■ To do ■
A. Write out the portion of the Hartmut Reck article below starting at "German actor (1932–2001)" and ending at "by Fyodor Dostoyevsky.", copying it word for word.
B. Pick up the Hartmut Reck article below right after its last sentence and continue it.

= Hartmut Reck =

German actor (1932–2001)

Hartmut Reck (17 November 1932 – 30 January 2001) was a German television and film actor. He also appeared in the American-produced epic film, The Longest Day. He also acted in the German film dubbing industry, dubbing into German the voices of Anthony Hopkins, John Hurt, Robert Duvall, Michael Caine, Donald Sutherland, Peter Graves, Patrick Stewart, Franco Nero, Terence Hill and others.

== Life and career ==
Reck was born in Berlin. He made his debut working in theater with the Berliner Ensemble, working under Bertolt Brecht. In 1956, he began working in film and with DEFA in the former German Democratic Republic. He moved to West Germany in 1959, where he played the title role in a television film, Raskolhikoff alongside Paul Verhoeven, Uwe Friedrichsen and Ernst Fritz Fürbringer. The film was based on the novel Crime and Punishment by Fyodor Dostoyevsky.

■ Data ■

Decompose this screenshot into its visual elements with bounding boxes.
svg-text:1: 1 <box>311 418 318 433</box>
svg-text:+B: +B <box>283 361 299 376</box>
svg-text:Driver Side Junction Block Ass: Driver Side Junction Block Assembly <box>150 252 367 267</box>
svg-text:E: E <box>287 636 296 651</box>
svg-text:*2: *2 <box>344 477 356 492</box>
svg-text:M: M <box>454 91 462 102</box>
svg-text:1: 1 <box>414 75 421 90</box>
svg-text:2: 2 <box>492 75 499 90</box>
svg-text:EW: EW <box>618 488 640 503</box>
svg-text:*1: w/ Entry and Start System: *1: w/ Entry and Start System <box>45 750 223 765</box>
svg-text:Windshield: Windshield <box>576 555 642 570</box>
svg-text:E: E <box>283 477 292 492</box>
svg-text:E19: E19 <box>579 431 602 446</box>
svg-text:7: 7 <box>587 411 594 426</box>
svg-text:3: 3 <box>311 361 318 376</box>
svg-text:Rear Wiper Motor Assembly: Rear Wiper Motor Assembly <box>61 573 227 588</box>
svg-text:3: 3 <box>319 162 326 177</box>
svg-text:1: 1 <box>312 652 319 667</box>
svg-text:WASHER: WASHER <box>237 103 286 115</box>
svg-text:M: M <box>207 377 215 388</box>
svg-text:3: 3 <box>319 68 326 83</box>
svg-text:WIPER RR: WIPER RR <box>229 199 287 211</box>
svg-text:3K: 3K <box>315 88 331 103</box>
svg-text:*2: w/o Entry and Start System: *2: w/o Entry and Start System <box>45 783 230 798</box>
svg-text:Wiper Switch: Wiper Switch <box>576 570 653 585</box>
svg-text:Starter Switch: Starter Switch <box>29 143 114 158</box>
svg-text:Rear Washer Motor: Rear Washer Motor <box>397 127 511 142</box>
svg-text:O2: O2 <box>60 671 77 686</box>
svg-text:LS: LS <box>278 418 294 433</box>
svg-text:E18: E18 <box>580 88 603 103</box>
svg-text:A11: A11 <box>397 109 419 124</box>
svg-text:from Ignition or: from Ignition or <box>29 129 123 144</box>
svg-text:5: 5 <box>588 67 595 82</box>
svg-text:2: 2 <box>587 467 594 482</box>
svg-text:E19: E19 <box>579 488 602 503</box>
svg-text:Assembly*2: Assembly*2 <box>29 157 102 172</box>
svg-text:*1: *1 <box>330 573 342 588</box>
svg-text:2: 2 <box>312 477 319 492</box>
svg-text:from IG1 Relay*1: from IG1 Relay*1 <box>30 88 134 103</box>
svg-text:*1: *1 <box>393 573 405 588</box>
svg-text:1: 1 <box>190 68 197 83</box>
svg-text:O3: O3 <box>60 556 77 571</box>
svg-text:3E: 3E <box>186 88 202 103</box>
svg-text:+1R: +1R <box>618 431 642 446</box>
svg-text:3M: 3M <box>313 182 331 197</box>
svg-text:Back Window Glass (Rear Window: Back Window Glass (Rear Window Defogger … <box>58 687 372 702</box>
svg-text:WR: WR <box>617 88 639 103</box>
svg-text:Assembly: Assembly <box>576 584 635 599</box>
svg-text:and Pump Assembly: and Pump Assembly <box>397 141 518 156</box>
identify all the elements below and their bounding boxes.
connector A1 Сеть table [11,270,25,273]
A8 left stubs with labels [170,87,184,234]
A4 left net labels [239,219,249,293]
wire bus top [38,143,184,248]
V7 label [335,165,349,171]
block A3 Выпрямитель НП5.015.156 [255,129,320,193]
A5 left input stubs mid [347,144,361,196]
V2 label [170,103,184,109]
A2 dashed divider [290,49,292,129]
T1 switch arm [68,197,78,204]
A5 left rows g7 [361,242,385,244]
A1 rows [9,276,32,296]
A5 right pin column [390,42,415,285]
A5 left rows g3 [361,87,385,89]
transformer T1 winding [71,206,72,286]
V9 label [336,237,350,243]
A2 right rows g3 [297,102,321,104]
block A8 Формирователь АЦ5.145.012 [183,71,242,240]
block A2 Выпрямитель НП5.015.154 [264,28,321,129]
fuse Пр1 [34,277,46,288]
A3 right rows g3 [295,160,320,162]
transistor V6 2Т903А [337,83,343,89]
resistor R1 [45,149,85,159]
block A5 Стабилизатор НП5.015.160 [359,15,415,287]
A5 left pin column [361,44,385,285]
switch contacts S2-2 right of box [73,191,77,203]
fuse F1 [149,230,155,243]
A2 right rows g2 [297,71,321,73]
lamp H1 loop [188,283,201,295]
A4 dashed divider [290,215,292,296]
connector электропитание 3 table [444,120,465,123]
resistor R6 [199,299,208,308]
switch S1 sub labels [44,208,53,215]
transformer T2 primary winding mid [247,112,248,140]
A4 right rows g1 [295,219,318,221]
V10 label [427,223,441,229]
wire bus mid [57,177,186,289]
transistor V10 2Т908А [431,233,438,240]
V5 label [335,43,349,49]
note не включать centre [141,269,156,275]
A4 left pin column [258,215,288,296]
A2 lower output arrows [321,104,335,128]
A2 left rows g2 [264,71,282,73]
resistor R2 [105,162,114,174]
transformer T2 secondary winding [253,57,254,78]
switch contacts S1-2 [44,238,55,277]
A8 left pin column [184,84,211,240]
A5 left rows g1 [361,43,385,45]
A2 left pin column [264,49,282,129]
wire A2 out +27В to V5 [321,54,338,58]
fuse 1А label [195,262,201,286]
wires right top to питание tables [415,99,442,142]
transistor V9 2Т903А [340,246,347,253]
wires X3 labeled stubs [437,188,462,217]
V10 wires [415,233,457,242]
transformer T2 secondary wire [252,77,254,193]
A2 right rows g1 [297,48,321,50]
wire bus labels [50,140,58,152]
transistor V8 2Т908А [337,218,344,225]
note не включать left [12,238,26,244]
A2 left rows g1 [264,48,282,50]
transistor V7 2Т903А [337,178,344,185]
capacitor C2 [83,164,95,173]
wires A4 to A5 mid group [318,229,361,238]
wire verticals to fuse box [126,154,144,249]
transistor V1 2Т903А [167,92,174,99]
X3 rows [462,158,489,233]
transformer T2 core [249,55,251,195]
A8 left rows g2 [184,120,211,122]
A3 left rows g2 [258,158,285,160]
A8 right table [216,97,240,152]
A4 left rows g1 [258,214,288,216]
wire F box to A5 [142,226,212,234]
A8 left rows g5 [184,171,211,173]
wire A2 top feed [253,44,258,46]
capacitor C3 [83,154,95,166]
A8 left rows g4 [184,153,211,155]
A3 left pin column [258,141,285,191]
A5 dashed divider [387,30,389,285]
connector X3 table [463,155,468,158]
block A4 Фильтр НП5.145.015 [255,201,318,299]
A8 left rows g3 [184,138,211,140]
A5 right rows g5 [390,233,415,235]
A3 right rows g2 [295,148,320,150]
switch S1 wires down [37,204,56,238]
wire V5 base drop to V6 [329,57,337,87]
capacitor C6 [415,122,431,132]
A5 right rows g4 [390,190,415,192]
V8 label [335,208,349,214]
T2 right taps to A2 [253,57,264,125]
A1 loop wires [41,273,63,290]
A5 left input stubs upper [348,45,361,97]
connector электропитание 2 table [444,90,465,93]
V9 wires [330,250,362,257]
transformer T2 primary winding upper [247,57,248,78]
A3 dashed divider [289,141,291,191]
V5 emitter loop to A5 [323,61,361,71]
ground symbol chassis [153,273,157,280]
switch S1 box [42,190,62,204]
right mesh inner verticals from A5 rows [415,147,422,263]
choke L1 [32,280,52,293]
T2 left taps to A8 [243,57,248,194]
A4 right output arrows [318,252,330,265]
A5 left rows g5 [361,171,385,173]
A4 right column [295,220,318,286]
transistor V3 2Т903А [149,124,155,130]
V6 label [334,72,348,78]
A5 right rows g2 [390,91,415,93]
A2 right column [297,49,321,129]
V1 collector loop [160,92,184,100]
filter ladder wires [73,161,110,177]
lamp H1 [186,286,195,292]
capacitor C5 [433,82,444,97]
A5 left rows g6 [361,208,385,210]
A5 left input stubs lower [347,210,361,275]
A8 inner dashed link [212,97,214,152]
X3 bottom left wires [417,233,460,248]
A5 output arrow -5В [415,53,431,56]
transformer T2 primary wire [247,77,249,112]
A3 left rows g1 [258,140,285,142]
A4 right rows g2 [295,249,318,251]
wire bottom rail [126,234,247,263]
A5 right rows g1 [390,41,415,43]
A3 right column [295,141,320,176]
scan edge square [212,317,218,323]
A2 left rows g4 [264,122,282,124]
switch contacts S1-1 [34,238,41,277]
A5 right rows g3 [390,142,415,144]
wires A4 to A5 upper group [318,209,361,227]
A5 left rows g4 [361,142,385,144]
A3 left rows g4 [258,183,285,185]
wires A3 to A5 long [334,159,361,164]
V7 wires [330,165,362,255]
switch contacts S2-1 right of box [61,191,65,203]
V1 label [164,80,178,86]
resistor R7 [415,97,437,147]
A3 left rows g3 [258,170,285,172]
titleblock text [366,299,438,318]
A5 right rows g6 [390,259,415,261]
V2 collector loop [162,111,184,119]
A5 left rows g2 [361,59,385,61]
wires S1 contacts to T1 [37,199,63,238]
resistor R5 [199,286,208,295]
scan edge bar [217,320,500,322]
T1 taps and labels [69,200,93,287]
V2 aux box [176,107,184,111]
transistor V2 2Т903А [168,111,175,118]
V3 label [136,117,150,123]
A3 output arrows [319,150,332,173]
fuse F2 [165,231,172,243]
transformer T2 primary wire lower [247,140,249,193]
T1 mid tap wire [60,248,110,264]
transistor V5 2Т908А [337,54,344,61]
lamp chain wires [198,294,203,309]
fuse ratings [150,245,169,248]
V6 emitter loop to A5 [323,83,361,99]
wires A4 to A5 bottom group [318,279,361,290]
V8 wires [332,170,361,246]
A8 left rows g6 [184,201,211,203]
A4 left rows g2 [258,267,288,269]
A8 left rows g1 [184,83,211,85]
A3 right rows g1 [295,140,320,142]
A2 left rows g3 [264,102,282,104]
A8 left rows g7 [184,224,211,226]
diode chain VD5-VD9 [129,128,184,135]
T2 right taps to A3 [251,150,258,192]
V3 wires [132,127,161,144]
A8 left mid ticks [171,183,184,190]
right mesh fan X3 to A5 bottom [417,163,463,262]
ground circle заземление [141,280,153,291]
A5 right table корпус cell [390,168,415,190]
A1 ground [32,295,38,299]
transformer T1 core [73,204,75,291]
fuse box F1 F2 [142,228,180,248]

■ Per-task answers ■
A.
German actor (1932–2001)

Hartmut Reck (17 November 1932 – 30 January 2001) was a German television and film actor. He also appeared in the American-produced epic film, The Longest Day. He also acted in the German film dubbing industry, dubbing into German the voices of Anthony Hopkins, John Hurt, Robert Duvall, Michael Caine, Donald Sutherland, Peter Graves, Patrick Stewart, Franco Nero, Terence Hill and others.

== Life and career ==
Reck was born in Berlin. He made his debut working in theater with the Berliner Ensemble, working under Bertolt Brecht. In 1956, he began working in film and with DEFA in the former German Democratic Republic. He moved to West Germany in 1959, where he played the title role in a television film, Raskolhikoff alongside Paul Verhoeven, Uwe Friedrichsen and Ernst Fritz Fürbringer. The film was based on the novel Crime and Punishment by Fyodor Dostoyevsky.

B.
In 1962, he played in Jeder stirbt für sich allein, Falk Harnack's 1962 television film adaptation of the novel Every Man Dies Alone by Hans Fallada, appearing with Edith Schultze-Westrum, Alfred Schieske and Wolfgang Kieling.

Reck's best known feature film was The Longest Day (1962), an American war film about "D-Day", produced by Darryl F. Zanuck. The film's German and French cast members spoke their lines in their own languages, and in separately filmed sequences, spoke their parts in English. In 1965, he played alongside Karin Dor and Harald Leipnitz in a crime film by Edgar Wallace, The Sinister Monk. In 1968, he played Georges Picquart in a television film version of the Dreyfus Affair on German broadcaster ZDF.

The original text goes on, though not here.